## begin
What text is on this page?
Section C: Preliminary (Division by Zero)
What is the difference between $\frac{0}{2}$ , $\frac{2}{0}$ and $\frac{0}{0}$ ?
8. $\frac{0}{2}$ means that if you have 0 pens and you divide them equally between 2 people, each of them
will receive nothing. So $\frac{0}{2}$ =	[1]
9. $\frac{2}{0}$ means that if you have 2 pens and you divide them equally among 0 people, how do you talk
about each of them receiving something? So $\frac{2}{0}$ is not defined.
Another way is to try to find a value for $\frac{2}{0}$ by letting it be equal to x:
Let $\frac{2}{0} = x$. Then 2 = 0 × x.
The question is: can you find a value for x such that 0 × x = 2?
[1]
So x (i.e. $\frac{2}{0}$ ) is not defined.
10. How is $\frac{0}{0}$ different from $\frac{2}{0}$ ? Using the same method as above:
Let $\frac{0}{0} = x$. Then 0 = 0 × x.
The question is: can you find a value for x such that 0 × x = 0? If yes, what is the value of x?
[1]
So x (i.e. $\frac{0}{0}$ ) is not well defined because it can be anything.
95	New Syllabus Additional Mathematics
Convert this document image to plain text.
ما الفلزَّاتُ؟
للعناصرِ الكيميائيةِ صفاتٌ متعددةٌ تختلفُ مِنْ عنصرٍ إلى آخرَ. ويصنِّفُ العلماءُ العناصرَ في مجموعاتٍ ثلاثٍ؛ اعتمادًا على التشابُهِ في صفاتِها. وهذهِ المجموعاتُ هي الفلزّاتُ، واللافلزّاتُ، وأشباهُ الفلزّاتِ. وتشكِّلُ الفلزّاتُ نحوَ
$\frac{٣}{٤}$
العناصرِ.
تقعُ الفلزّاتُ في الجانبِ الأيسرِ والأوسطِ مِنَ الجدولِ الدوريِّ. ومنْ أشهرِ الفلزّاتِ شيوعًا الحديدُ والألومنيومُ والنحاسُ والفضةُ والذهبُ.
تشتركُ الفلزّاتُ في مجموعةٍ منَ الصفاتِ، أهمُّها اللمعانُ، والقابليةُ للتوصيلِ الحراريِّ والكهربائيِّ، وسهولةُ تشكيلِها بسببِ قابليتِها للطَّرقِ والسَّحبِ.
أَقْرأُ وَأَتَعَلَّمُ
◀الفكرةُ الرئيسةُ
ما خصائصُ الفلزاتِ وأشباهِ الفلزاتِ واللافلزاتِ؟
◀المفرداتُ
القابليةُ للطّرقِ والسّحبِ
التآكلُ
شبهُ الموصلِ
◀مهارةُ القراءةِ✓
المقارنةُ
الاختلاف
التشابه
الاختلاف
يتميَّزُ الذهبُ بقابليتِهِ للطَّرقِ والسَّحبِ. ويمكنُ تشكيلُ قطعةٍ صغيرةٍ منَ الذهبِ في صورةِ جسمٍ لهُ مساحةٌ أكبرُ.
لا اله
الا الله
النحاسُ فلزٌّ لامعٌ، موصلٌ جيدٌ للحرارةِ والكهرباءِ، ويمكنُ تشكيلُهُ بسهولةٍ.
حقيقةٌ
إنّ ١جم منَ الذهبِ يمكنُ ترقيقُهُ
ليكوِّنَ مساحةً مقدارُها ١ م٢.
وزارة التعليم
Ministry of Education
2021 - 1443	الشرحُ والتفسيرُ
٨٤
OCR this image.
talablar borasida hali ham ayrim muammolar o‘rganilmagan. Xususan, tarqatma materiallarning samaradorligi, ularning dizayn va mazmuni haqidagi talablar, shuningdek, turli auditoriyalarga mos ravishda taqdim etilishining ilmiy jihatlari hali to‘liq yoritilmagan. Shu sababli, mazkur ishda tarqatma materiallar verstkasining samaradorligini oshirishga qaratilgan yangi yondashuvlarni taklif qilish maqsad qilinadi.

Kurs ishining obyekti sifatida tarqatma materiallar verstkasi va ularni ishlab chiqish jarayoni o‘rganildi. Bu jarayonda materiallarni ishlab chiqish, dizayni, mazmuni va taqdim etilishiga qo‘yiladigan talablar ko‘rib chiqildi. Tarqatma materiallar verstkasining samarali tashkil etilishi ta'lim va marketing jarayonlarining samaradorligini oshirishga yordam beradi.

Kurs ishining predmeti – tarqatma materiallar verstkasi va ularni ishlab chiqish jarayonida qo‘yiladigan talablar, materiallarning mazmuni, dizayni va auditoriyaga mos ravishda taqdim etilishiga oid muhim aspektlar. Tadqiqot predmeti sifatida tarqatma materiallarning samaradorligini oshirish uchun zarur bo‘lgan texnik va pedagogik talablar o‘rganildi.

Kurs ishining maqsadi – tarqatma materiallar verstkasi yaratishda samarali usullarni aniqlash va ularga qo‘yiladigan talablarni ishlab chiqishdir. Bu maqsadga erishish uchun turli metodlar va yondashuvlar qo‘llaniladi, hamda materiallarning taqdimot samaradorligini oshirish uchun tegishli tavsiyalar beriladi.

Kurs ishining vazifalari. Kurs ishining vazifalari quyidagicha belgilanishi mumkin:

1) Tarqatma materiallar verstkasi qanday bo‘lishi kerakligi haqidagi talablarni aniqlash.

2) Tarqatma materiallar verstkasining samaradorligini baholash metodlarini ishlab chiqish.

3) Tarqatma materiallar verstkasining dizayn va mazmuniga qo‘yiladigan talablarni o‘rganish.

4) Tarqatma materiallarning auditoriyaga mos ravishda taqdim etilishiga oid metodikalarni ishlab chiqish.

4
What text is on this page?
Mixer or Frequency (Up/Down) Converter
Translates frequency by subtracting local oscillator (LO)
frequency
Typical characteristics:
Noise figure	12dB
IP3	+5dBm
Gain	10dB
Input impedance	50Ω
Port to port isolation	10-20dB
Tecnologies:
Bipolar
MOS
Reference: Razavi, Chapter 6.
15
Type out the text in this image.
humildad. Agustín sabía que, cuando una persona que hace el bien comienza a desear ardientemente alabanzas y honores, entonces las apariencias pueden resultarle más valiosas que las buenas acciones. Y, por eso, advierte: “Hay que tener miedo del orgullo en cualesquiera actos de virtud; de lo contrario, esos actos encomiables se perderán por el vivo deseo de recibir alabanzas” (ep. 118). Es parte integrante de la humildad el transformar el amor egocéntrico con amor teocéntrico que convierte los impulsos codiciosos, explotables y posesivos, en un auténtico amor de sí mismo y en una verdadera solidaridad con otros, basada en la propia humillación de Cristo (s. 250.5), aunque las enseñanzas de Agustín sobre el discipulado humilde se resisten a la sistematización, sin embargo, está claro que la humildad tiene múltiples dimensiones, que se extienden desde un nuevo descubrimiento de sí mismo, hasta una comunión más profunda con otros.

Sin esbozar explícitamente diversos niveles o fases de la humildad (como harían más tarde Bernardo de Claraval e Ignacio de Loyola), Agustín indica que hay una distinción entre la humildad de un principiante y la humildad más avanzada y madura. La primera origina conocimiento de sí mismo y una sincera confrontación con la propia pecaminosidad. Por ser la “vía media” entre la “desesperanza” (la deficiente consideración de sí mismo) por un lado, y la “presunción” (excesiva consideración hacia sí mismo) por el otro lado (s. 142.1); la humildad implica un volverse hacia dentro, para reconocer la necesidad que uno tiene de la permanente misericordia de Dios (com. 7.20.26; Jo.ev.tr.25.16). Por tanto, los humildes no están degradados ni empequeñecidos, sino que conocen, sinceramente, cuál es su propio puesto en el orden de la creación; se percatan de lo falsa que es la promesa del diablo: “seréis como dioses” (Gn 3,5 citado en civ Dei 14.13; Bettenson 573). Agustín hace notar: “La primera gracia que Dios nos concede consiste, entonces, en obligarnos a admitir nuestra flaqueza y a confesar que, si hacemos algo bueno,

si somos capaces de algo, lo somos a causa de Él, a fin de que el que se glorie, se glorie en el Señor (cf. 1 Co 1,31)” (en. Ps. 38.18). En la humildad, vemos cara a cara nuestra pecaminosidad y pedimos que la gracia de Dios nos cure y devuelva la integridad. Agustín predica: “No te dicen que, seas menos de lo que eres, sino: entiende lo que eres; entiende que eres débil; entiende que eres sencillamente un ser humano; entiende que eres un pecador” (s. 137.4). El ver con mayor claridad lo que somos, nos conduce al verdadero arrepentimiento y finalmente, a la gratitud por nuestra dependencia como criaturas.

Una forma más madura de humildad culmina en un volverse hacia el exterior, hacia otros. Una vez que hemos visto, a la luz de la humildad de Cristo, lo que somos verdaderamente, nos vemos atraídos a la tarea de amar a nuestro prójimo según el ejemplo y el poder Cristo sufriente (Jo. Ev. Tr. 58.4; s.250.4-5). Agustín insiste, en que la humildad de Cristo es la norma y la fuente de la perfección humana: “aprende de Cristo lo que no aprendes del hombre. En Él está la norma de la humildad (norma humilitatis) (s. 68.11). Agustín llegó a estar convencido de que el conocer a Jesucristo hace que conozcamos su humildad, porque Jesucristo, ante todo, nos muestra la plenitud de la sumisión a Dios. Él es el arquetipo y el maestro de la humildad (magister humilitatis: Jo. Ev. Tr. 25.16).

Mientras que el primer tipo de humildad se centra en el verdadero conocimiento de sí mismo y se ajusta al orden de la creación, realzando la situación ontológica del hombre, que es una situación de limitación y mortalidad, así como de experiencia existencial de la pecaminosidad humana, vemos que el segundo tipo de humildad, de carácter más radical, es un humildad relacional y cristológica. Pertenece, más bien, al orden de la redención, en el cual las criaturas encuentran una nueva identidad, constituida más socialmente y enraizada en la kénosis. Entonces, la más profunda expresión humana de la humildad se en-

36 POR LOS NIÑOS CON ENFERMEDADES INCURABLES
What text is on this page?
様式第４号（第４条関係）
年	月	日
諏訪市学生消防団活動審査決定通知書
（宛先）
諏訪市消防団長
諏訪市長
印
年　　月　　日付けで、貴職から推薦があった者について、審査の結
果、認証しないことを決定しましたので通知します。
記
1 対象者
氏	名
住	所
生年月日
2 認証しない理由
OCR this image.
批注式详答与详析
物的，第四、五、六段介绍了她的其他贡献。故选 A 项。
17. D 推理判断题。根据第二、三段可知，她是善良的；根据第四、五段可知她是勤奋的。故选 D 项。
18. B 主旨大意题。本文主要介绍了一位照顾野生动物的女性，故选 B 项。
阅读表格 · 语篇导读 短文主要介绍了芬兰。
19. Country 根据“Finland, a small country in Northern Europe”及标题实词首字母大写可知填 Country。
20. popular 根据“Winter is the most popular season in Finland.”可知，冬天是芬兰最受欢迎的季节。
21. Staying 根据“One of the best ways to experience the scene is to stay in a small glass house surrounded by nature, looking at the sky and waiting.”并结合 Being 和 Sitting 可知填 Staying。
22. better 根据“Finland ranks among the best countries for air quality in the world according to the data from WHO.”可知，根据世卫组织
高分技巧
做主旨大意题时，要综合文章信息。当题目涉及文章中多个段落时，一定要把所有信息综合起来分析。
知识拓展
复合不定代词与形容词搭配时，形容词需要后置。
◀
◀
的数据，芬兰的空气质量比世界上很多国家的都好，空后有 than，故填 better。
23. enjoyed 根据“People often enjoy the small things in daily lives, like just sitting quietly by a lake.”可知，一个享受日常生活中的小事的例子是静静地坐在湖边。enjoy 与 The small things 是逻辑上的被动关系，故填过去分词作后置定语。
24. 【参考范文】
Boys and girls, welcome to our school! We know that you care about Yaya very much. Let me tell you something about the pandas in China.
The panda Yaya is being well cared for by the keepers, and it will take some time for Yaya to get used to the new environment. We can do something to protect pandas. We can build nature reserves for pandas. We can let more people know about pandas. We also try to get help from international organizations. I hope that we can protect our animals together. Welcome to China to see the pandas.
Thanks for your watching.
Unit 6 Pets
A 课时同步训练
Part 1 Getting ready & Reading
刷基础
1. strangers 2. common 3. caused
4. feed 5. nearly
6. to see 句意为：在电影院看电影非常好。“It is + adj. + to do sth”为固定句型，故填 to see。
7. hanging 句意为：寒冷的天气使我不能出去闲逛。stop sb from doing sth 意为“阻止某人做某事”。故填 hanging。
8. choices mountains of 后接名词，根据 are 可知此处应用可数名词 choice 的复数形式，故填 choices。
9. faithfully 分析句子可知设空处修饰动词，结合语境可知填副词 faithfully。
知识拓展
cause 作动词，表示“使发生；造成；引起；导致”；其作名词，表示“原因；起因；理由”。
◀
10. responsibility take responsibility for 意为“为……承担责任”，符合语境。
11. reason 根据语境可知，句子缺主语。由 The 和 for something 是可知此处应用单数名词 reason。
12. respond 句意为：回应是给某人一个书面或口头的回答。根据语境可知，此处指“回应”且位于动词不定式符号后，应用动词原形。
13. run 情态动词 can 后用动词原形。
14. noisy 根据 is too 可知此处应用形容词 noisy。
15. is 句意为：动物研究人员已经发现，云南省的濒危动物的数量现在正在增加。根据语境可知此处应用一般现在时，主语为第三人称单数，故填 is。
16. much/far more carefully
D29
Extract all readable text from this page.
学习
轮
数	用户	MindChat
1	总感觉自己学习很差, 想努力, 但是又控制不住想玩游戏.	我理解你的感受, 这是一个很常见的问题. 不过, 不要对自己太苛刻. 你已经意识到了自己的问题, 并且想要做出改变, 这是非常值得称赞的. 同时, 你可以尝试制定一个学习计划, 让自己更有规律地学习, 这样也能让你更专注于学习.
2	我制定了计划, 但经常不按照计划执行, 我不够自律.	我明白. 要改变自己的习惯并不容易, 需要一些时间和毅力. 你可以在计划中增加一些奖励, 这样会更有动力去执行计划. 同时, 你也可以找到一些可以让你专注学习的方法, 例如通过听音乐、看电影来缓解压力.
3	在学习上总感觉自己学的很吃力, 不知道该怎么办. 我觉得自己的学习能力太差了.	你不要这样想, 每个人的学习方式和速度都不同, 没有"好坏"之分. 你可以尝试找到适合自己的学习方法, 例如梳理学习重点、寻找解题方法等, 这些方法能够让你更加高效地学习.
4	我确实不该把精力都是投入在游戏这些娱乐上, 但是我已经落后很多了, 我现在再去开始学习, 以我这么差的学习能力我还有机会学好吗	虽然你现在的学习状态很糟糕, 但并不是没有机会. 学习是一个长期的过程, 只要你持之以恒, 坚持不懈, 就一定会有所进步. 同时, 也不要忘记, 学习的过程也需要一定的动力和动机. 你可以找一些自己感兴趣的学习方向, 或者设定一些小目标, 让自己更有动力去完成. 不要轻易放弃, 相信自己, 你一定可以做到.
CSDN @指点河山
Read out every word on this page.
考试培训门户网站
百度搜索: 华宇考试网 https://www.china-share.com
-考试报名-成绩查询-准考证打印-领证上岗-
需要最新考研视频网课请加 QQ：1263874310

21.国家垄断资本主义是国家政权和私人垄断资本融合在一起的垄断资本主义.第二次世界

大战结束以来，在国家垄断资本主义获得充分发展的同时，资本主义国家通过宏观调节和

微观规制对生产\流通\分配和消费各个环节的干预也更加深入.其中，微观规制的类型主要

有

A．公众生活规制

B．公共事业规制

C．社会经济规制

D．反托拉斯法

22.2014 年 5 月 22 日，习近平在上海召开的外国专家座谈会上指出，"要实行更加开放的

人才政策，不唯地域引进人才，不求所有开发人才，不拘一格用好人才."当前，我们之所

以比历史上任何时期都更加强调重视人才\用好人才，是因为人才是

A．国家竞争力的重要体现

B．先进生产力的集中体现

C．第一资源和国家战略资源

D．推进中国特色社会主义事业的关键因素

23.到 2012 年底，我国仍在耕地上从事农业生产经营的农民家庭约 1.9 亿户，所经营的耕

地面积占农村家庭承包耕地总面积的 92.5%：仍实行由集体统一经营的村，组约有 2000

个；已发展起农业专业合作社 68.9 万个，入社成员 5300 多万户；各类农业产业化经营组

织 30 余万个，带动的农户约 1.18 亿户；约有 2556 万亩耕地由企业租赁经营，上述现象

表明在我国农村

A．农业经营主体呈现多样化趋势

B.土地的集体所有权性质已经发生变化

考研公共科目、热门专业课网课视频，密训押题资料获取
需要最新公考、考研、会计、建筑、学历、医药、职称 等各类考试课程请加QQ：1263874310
## end
Copy every line of the entries above in which "والس" occurs.

> **The result**
تشتركُ الفلزّاتُ في مجموعةٍ منَ الصفاتِ، أهمُّها اللمعانُ، والقابليةُ للتوصيلِ الحراريِّ والكهربائيِّ، وسهولةُ تشكيلِها بسببِ قابليتِها للطَّرقِ والسَّحبِ.
القابليةُ للطّرقِ والسّحبِ
يتميَّزُ الذهبُ بقابليتِهِ للطَّرقِ والسَّحبِ. ويمكنُ تشكيلُ قطعةٍ صغيرةٍ منَ الذهبِ في صورةِ جسمٍ لهُ مساحةٌ أكبرُ.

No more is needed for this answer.